## Provided entries

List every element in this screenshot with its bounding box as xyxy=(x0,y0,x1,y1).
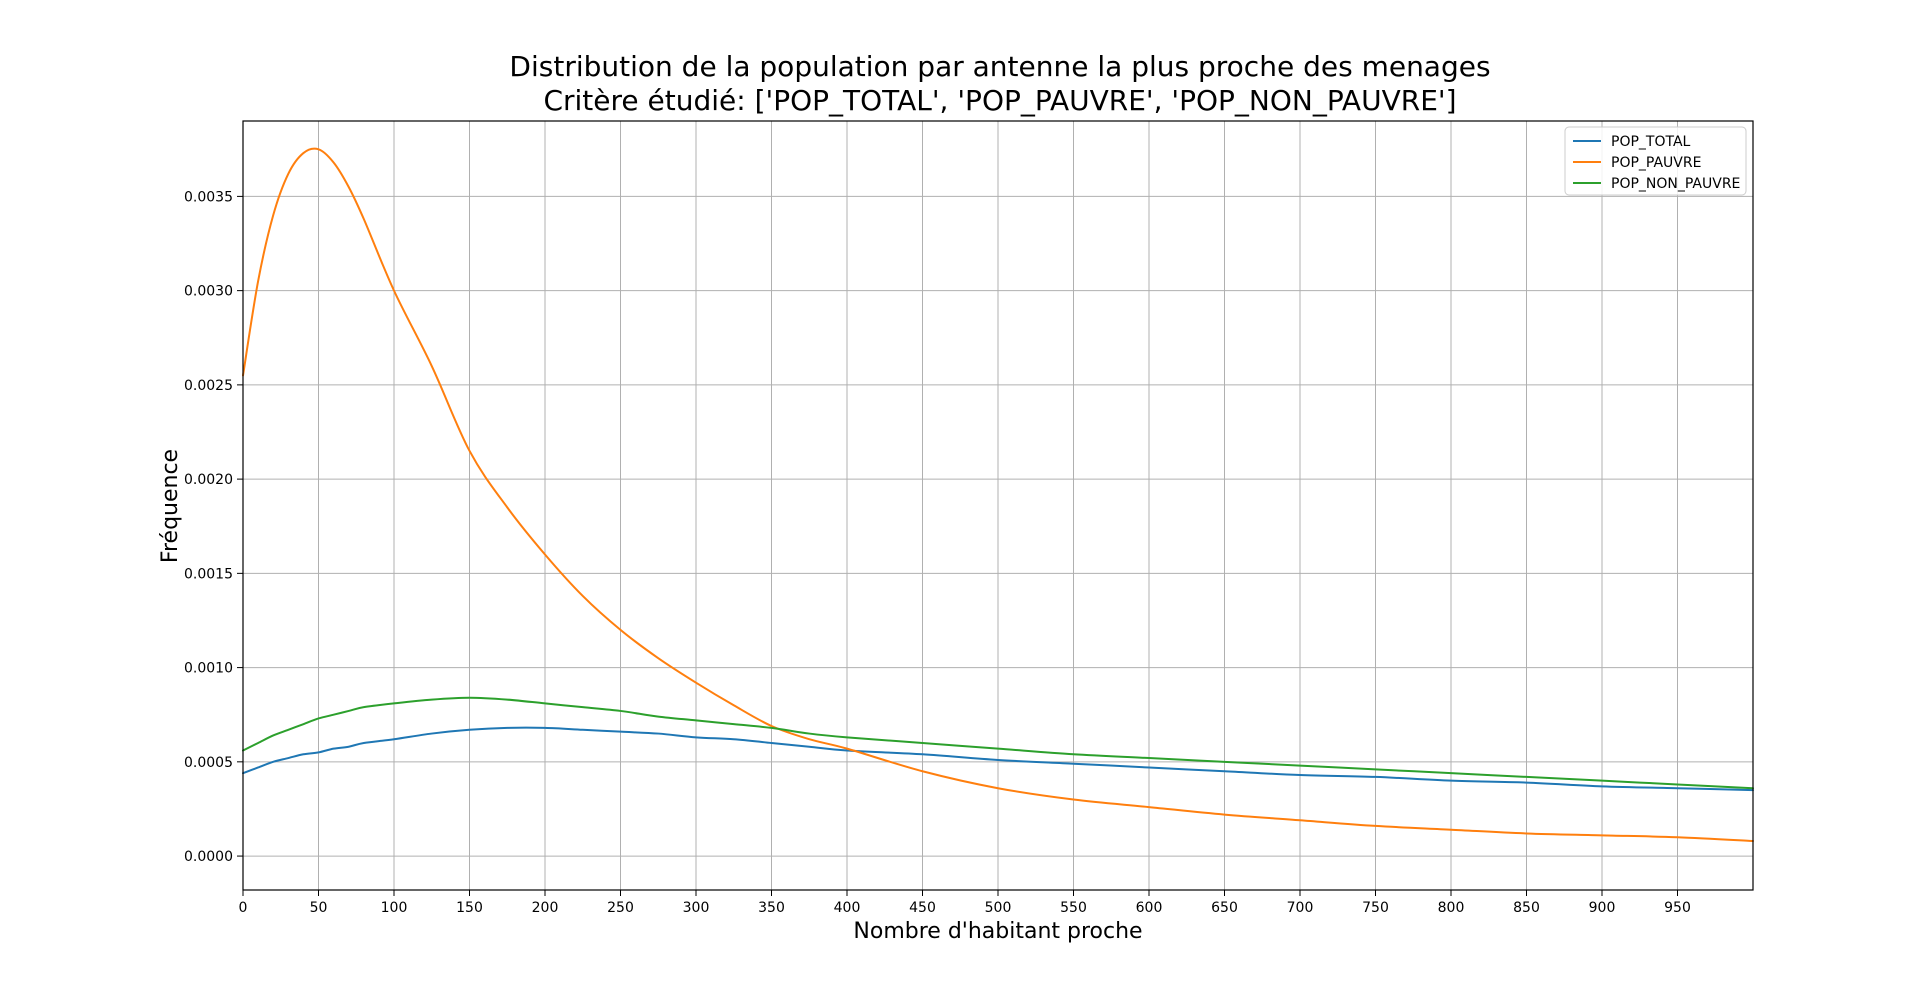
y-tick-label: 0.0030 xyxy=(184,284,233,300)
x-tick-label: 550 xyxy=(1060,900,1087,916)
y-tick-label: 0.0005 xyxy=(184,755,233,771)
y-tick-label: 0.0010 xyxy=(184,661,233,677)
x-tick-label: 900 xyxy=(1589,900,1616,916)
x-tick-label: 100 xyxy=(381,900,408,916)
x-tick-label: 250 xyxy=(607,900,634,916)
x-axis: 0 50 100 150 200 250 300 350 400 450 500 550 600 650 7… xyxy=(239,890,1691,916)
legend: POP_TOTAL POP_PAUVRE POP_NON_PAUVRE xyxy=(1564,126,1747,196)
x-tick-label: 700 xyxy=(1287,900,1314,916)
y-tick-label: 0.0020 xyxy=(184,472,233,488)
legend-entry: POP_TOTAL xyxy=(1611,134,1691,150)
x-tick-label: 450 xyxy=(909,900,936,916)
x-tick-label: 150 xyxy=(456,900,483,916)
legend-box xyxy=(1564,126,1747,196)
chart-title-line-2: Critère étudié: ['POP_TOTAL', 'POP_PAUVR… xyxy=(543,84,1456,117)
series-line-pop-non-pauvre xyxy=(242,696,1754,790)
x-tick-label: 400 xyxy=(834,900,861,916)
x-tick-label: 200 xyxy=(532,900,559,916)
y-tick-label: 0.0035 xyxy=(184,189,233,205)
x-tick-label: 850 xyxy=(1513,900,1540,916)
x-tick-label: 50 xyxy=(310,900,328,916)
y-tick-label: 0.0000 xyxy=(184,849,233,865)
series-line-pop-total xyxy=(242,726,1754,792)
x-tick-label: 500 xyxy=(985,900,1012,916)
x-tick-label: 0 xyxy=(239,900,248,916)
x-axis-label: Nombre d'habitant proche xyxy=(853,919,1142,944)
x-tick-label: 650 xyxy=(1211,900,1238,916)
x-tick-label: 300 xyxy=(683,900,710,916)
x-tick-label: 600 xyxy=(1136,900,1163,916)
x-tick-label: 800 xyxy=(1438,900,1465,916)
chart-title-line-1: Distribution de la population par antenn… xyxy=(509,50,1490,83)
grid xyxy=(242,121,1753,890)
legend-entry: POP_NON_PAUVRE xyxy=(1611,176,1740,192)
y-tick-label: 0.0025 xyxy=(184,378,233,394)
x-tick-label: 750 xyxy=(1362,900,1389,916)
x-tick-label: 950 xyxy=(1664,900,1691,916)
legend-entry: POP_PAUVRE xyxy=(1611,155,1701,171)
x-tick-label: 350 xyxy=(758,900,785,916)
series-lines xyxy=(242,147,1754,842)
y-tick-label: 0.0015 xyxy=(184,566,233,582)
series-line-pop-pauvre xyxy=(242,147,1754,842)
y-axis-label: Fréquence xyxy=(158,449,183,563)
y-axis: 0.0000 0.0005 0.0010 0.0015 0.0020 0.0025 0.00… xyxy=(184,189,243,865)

==

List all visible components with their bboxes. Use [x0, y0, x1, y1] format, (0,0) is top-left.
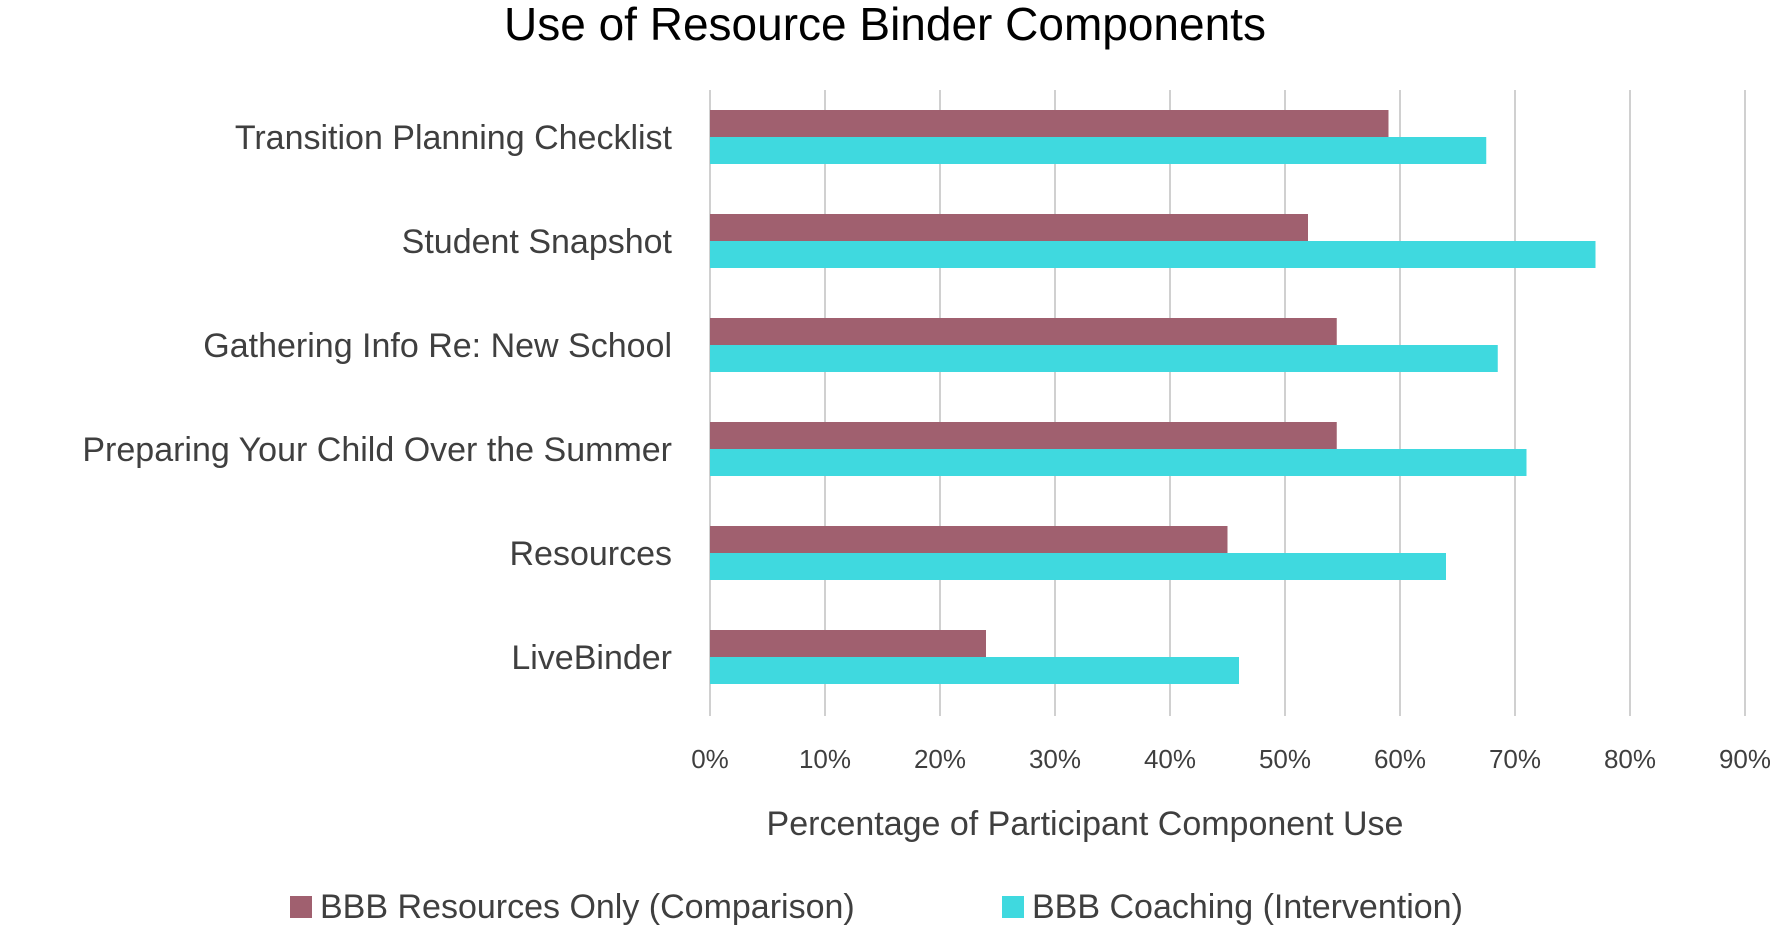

## Given request
Could you express the data from the line with "List every element" up to and including the line with "x-tick-label: 950 xyxy=(1664,900,1691,916)" as a two-column CSV, one row per item, with its text under input_text and its answer under output_text, each in a single quoted field with line breaks turned into spaces? Leave the pictures out.

## Written solution
input_text,output_text
"List every element in this screenshot with its bounding box as xyxy=(x0,y0,x1,y1).","y-tick-label: 0.0030 xyxy=(184,284,233,300) x-tick-label: 550 xyxy=(1060,900,1087,916) y-tick-label: 0.0005 xyxy=(184,755,233,771) y-tick-label: 0.0010 xyxy=(184,661,233,677) x-tick-label: 900 xyxy=(1589,900,1616,916) x-tick-label: 100 xyxy=(381,900,408,916) x-tick-label: 250 xyxy=(607,900,634,916) x-axis: 0 50 100 150 200 250 300 350 400 450 500 550 600 650 7… xyxy=(239,890,1691,916) legend: POP_TOTAL POP_PAUVRE POP_NON_PAUVRE xyxy=(1564,126,1747,196) x-tick-label: 700 xyxy=(1287,900,1314,916) y-tick-label: 0.0020 xyxy=(184,472,233,488) legend-entry: POP_TOTAL xyxy=(1611,134,1691,150) x-tick-label: 450 xyxy=(909,900,936,916) x-tick-label: 150 xyxy=(456,900,483,916) legend-box xyxy=(1564,126,1747,196) chart-title-line-2: Critère étudié: ['POP_TOTAL', 'POP_PAUVR… xyxy=(543,84,1456,117) series-line-pop-non-pauvre xyxy=(242,696,1754,790) x-tick-label: 400 xyxy=(834,900,861,916) x-tick-label: 200 xyxy=(532,900,559,916) y-tick-label: 0.0035 xyxy=(184,189,233,205) x-tick-label: 850 xyxy=(1513,900,1540,916) x-tick-label: 50 xyxy=(310,900,328,916) y-tick-label: 0.0000 xyxy=(184,849,233,865) series-line-pop-total xyxy=(242,726,1754,792) x-tick-label: 500 xyxy=(985,900,1012,916) x-tick-label: 0 xyxy=(239,900,248,916) x-axis-label: Nombre d'habitant proche xyxy=(853,919,1142,944) x-tick-label: 650 xyxy=(1211,900,1238,916) x-tick-label: 300 xyxy=(683,900,710,916) x-tick-label: 600 xyxy=(1136,900,1163,916) x-tick-label: 800 xyxy=(1438,900,1465,916) chart-title-line-1: Distribution de la population par antenn… xyxy=(509,50,1490,83) grid xyxy=(242,121,1753,890) legend-entry: POP_NON_PAUVRE xyxy=(1611,176,1740,192) y-tick-label: 0.0025 xyxy=(184,378,233,394) x-tick-label: 750 xyxy=(1362,900,1389,916) x-tick-label: 950 xyxy=(1664,900,1691,916)"